++++ INPUT RECORDS

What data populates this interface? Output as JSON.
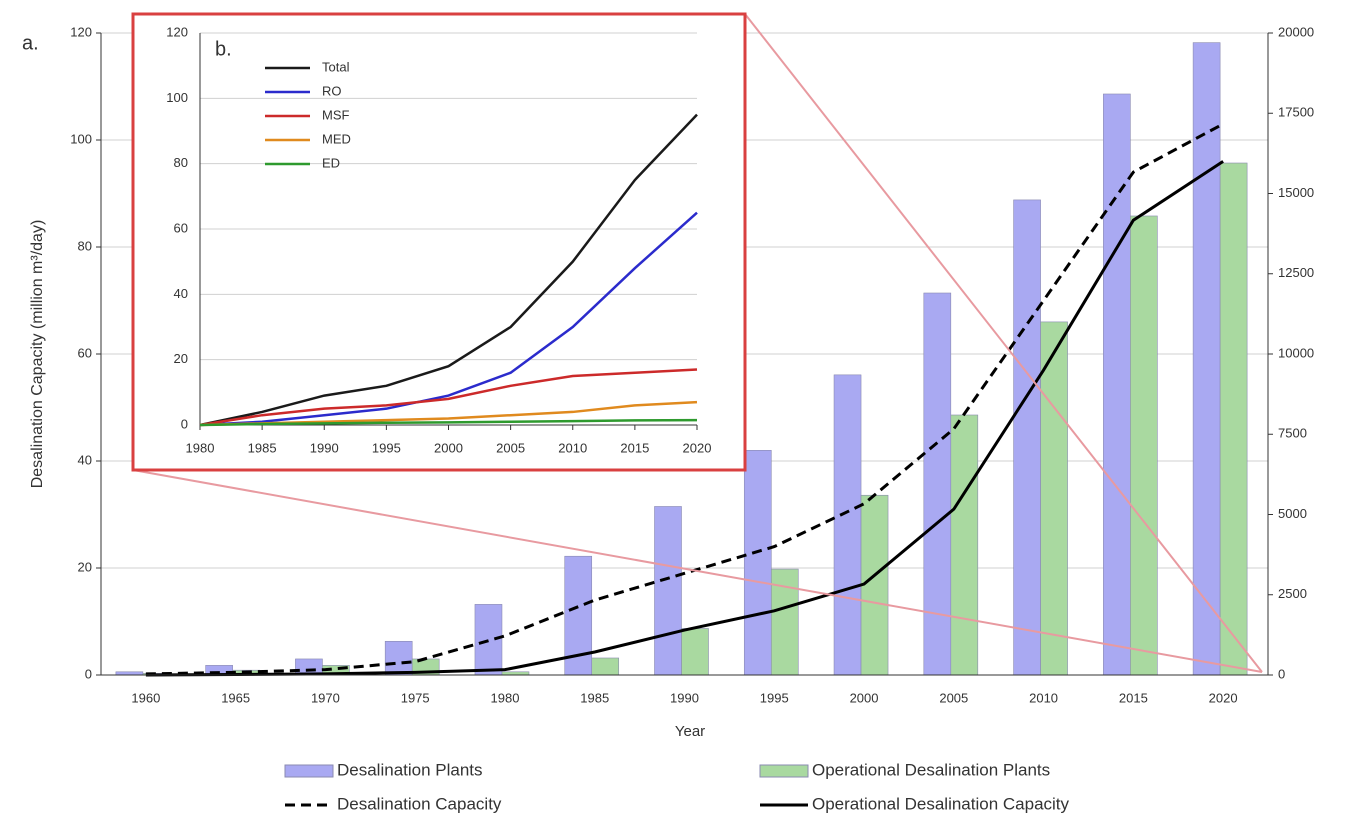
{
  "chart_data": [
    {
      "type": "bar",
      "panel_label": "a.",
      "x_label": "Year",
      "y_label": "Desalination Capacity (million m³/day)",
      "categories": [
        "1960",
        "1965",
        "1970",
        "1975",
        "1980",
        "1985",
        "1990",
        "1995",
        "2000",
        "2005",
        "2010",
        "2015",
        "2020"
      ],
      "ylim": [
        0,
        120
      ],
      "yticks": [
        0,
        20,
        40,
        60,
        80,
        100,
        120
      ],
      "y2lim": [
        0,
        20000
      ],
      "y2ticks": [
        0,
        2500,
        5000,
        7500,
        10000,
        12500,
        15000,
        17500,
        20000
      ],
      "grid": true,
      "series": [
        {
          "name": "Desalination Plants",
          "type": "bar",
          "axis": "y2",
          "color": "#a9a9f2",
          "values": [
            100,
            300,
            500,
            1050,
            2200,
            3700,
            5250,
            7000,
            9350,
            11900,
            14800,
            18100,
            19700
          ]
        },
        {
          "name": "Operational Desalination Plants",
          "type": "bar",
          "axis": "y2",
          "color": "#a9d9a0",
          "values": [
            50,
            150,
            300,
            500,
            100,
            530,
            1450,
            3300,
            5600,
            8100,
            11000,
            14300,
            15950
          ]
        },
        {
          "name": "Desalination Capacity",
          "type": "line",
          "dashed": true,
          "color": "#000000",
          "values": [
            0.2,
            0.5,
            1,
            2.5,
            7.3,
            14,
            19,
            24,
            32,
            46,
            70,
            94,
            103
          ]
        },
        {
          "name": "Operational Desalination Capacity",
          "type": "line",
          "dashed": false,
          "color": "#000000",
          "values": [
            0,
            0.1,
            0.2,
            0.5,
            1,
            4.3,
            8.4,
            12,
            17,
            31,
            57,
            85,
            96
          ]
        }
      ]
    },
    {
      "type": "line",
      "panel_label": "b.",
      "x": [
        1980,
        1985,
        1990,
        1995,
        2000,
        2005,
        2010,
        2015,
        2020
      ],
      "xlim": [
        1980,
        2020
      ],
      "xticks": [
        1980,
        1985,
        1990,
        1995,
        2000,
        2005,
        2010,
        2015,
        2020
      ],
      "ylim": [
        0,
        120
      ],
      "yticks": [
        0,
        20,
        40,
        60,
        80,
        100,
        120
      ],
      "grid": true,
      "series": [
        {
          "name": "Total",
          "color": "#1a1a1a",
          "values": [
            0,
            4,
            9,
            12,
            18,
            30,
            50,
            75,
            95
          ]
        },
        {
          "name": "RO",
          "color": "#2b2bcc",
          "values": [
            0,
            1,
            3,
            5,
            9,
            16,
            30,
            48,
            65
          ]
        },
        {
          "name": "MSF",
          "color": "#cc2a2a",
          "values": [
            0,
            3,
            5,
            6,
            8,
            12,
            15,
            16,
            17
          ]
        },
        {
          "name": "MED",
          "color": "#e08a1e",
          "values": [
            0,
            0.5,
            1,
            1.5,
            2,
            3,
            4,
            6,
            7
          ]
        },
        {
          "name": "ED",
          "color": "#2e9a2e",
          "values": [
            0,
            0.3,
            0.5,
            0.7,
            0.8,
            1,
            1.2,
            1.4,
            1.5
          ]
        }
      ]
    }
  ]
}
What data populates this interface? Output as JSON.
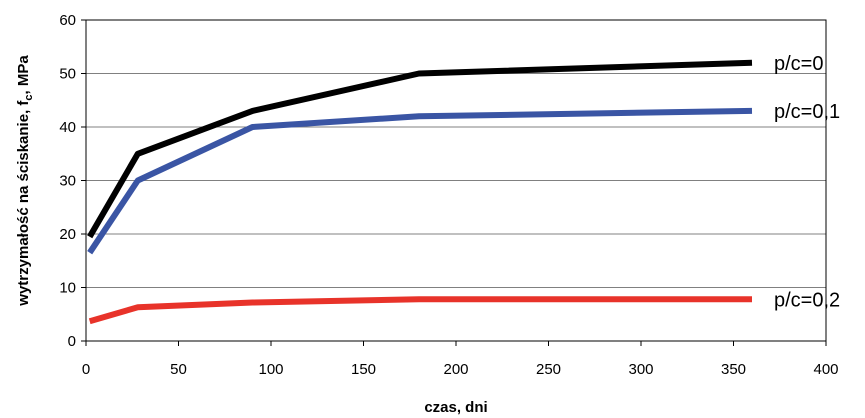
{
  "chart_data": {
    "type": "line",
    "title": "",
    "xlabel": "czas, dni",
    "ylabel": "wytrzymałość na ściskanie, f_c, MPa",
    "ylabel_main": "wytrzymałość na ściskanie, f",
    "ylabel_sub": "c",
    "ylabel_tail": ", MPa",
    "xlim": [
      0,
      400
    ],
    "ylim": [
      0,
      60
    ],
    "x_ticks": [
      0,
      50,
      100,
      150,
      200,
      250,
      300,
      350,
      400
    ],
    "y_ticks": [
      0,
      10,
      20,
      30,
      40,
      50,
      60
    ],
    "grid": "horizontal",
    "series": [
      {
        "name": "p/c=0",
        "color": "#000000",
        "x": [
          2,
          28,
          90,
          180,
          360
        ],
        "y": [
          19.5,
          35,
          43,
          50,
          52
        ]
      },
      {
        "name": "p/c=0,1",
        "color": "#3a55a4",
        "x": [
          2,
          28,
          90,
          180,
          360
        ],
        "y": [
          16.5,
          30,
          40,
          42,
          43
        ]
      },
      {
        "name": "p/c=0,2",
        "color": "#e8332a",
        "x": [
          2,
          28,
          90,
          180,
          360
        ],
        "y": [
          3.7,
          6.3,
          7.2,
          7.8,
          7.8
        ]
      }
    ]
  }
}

++++++++

**TASK REQUIREMENTS**
Output the entries above exactly. Drop the pictures.

**TASK SOLUTION**
What data populates this interface? Output as JSON.
{
  "chart_data": [
    {
      "type": "bar",
      "panel_label": "a.",
      "x_label": "Year",
      "y_label": "Desalination Capacity (million m³/day)",
      "categories": [
        "1960",
        "1965",
        "1970",
        "1975",
        "1980",
        "1985",
        "1990",
        "1995",
        "2000",
        "2005",
        "2010",
        "2015",
        "2020"
      ],
      "ylim": [
        0,
        120
      ],
      "yticks": [
        0,
        20,
        40,
        60,
        80,
        100,
        120
      ],
      "y2lim": [
        0,
        20000
      ],
      "y2ticks": [
        0,
        2500,
        5000,
        7500,
        10000,
        12500,
        15000,
        17500,
        20000
      ],
      "grid": true,
      "series": [
        {
          "name": "Desalination Plants",
          "type": "bar",
          "axis": "y2",
          "color": "#a9a9f2",
          "values": [
            100,
            300,
            500,
            1050,
            2200,
            3700,
            5250,
            7000,
            9350,
            11900,
            14800,
            18100,
            19700
          ]
        },
        {
          "name": "Operational Desalination Plants",
          "type": "bar",
          "axis": "y2",
          "color": "#a9d9a0",
          "values": [
            50,
            150,
            300,
            500,
            100,
            530,
            1450,
            3300,
            5600,
            8100,
            11000,
            14300,
            15950
          ]
        },
        {
          "name": "Desalination Capacity",
          "type": "line",
          "dashed": true,
          "color": "#000000",
          "values": [
            0.2,
            0.5,
            1,
            2.5,
            7.3,
            14,
            19,
            24,
            32,
            46,
            70,
            94,
            103
          ]
        },
        {
          "name": "Operational Desalination Capacity",
          "type": "line",
          "dashed": false,
          "color": "#000000",
          "values": [
            0,
            0.1,
            0.2,
            0.5,
            1,
            4.3,
            8.4,
            12,
            17,
            31,
            57,
            85,
            96
          ]
        }
      ]
    },
    {
      "type": "line",
      "panel_label": "b.",
      "x": [
        1980,
        1985,
        1990,
        1995,
        2000,
        2005,
        2010,
        2015,
        2020
      ],
      "xlim": [
        1980,
        2020
      ],
      "xticks": [
        1980,
        1985,
        1990,
        1995,
        2000,
        2005,
        2010,
        2015,
        2020
      ],
      "ylim": [
        0,
        120
      ],
      "yticks": [
        0,
        20,
        40,
        60,
        80,
        100,
        120
      ],
      "grid": true,
      "series": [
        {
          "name": "Total",
          "color": "#1a1a1a",
          "values": [
            0,
            4,
            9,
            12,
            18,
            30,
            50,
            75,
            95
          ]
        },
        {
          "name": "RO",
          "color": "#2b2bcc",
          "values": [
            0,
            1,
            3,
            5,
            9,
            16,
            30,
            48,
            65
          ]
        },
        {
          "name": "MSF",
          "color": "#cc2a2a",
          "values": [
            0,
            3,
            5,
            6,
            8,
            12,
            15,
            16,
            17
          ]
        },
        {
          "name": "MED",
          "color": "#e08a1e",
          "values": [
            0,
            0.5,
            1,
            1.5,
            2,
            3,
            4,
            6,
            7
          ]
        },
        {
          "name": "ED",
          "color": "#2e9a2e",
          "values": [
            0,
            0.3,
            0.5,
            0.7,
            0.8,
            1,
            1.2,
            1.4,
            1.5
          ]
        }
      ]
    }
  ]
}
What data populates this interface? Output as JSON.
{
  "chart_data": {
    "type": "line",
    "title": "",
    "xlabel": "czas, dni",
    "ylabel": "wytrzymałość na ściskanie, f_c, MPa",
    "ylabel_main": "wytrzymałość na ściskanie, f",
    "ylabel_sub": "c",
    "ylabel_tail": ", MPa",
    "xlim": [
      0,
      400
    ],
    "ylim": [
      0,
      60
    ],
    "x_ticks": [
      0,
      50,
      100,
      150,
      200,
      250,
      300,
      350,
      400
    ],
    "y_ticks": [
      0,
      10,
      20,
      30,
      40,
      50,
      60
    ],
    "grid": "horizontal",
    "series": [
      {
        "name": "p/c=0",
        "color": "#000000",
        "x": [
          2,
          28,
          90,
          180,
          360
        ],
        "y": [
          19.5,
          35,
          43,
          50,
          52
        ]
      },
      {
        "name": "p/c=0,1",
        "color": "#3a55a4",
        "x": [
          2,
          28,
          90,
          180,
          360
        ],
        "y": [
          16.5,
          30,
          40,
          42,
          43
        ]
      },
      {
        "name": "p/c=0,2",
        "color": "#e8332a",
        "x": [
          2,
          28,
          90,
          180,
          360
        ],
        "y": [
          3.7,
          6.3,
          7.2,
          7.8,
          7.8
        ]
      }
    ]
  }
}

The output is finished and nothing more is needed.